▶ **Dataset excerpts**:
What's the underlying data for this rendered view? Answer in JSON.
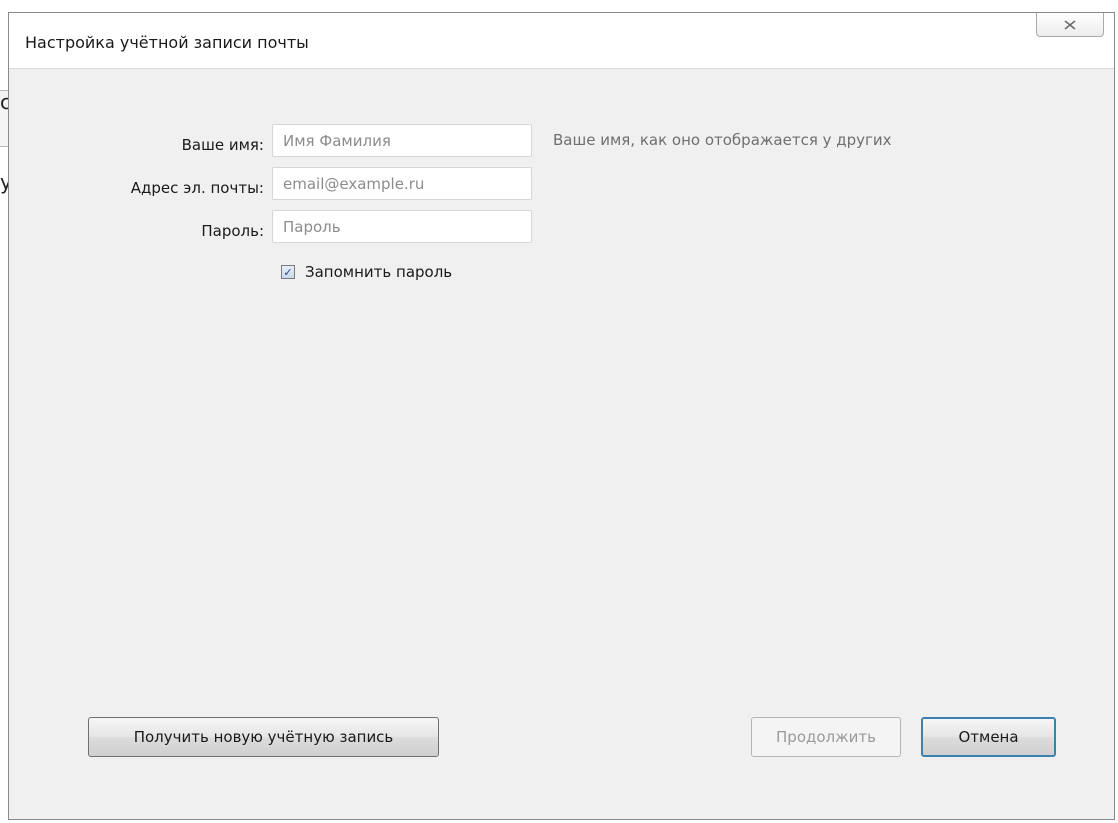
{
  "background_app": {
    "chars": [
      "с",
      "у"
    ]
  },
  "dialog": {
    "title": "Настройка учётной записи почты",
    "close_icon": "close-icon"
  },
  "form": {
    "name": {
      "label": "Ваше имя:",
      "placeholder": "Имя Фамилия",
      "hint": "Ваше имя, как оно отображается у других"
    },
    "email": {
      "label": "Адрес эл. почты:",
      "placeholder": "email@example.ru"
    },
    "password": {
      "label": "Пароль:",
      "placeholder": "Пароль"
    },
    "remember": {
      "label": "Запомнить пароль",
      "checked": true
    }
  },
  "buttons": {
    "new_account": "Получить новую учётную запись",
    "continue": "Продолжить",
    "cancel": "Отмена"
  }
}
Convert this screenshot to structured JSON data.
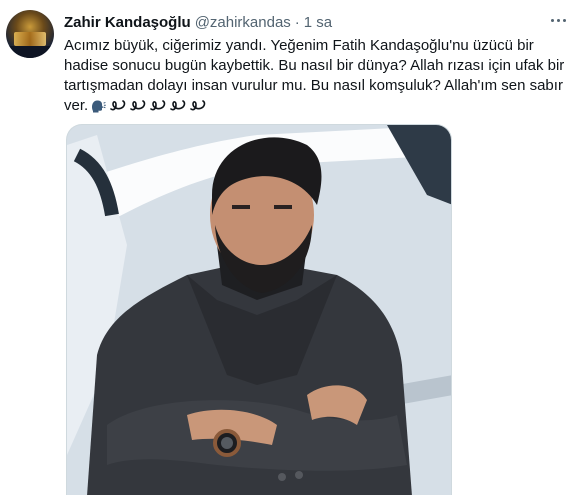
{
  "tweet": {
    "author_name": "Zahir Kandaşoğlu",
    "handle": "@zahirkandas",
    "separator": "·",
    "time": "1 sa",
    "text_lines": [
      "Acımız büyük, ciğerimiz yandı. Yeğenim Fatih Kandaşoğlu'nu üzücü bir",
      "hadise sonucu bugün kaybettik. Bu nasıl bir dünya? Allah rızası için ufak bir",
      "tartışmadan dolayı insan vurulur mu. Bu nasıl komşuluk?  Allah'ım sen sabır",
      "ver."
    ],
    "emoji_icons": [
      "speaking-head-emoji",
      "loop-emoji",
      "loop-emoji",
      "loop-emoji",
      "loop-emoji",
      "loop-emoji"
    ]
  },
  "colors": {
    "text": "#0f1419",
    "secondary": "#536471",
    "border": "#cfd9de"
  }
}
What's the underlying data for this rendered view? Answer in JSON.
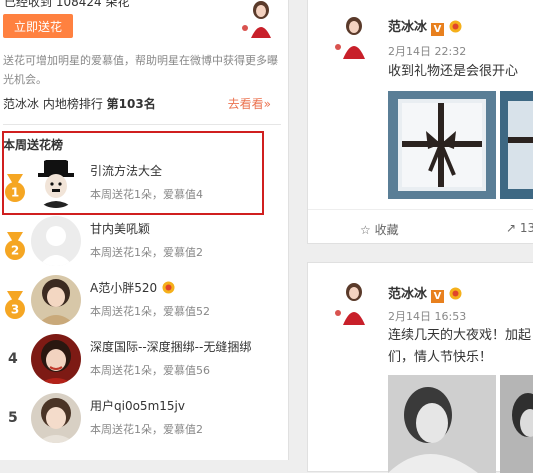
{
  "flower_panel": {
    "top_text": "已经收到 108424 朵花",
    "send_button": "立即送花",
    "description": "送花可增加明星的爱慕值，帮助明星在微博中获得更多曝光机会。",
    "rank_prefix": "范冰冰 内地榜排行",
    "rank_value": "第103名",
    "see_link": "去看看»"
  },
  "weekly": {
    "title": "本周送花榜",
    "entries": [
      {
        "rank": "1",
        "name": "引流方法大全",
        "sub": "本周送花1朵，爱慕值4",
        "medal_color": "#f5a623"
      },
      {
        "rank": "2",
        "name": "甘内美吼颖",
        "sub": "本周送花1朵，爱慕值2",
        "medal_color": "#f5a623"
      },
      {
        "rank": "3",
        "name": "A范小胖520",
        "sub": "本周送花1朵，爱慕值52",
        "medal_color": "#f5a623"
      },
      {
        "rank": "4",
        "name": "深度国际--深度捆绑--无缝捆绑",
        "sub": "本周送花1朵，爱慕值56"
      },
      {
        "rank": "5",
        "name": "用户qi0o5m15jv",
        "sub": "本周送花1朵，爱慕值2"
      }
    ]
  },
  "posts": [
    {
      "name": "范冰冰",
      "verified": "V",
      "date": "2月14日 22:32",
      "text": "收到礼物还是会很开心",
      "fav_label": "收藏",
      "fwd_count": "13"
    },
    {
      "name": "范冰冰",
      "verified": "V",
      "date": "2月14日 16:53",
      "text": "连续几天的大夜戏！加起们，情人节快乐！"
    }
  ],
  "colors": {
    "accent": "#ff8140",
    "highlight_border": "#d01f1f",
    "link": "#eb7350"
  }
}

▶ **Instructions for the task**: The material above holds pictures; copy everything else in it exactly.

▶ **Complete answer**:
What's the underlying data for this rendered view? Answer in JSON.
{
  "background_app": {
    "chars": [
      "с",
      "у"
    ]
  },
  "dialog": {
    "title": "Настройка учётной записи почты",
    "close_icon": "close-icon"
  },
  "form": {
    "name": {
      "label": "Ваше имя:",
      "placeholder": "Имя Фамилия",
      "hint": "Ваше имя, как оно отображается у других"
    },
    "email": {
      "label": "Адрес эл. почты:",
      "placeholder": "email@example.ru"
    },
    "password": {
      "label": "Пароль:",
      "placeholder": "Пароль"
    },
    "remember": {
      "label": "Запомнить пароль",
      "checked": true
    }
  },
  "buttons": {
    "new_account": "Получить новую учётную запись",
    "continue": "Продолжить",
    "cancel": "Отмена"
  }
}
Convert this screenshot to structured JSON data.
{
  "tweet": {
    "author_name": "Zahir Kandaşoğlu",
    "handle": "@zahirkandas",
    "separator": "·",
    "time": "1 sa",
    "text_lines": [
      "Acımız büyük, ciğerimiz yandı. Yeğenim Fatih Kandaşoğlu'nu üzücü bir",
      "hadise sonucu bugün kaybettik. Bu nasıl bir dünya? Allah rızası için ufak bir",
      "tartışmadan dolayı insan vurulur mu. Bu nasıl komşuluk?  Allah'ım sen sabır",
      "ver."
    ],
    "emoji_icons": [
      "speaking-head-emoji",
      "loop-emoji",
      "loop-emoji",
      "loop-emoji",
      "loop-emoji",
      "loop-emoji"
    ]
  },
  "colors": {
    "text": "#0f1419",
    "secondary": "#536471",
    "border": "#cfd9de"
  }
}
What's the underlying data for this rendered view? Answer in JSON.
{
  "flower_panel": {
    "top_text": "已经收到 108424 朵花",
    "send_button": "立即送花",
    "description": "送花可增加明星的爱慕值，帮助明星在微博中获得更多曝光机会。",
    "rank_prefix": "范冰冰 内地榜排行",
    "rank_value": "第103名",
    "see_link": "去看看»"
  },
  "weekly": {
    "title": "本周送花榜",
    "entries": [
      {
        "rank": "1",
        "name": "引流方法大全",
        "sub": "本周送花1朵，爱慕值4",
        "medal_color": "#f5a623"
      },
      {
        "rank": "2",
        "name": "甘内美吼颖",
        "sub": "本周送花1朵，爱慕值2",
        "medal_color": "#f5a623"
      },
      {
        "rank": "3",
        "name": "A范小胖520",
        "sub": "本周送花1朵，爱慕值52",
        "medal_color": "#f5a623"
      },
      {
        "rank": "4",
        "name": "深度国际--深度捆绑--无缝捆绑",
        "sub": "本周送花1朵，爱慕值56"
      },
      {
        "rank": "5",
        "name": "用户qi0o5m15jv",
        "sub": "本周送花1朵，爱慕值2"
      }
    ]
  },
  "posts": [
    {
      "name": "范冰冰",
      "verified": "V",
      "date": "2月14日 22:32",
      "text": "收到礼物还是会很开心",
      "fav_label": "收藏",
      "fwd_count": "13"
    },
    {
      "name": "范冰冰",
      "verified": "V",
      "date": "2月14日 16:53",
      "text": "连续几天的大夜戏！加起们，情人节快乐！"
    }
  ],
  "colors": {
    "accent": "#ff8140",
    "highlight_border": "#d01f1f",
    "link": "#eb7350"
  }
}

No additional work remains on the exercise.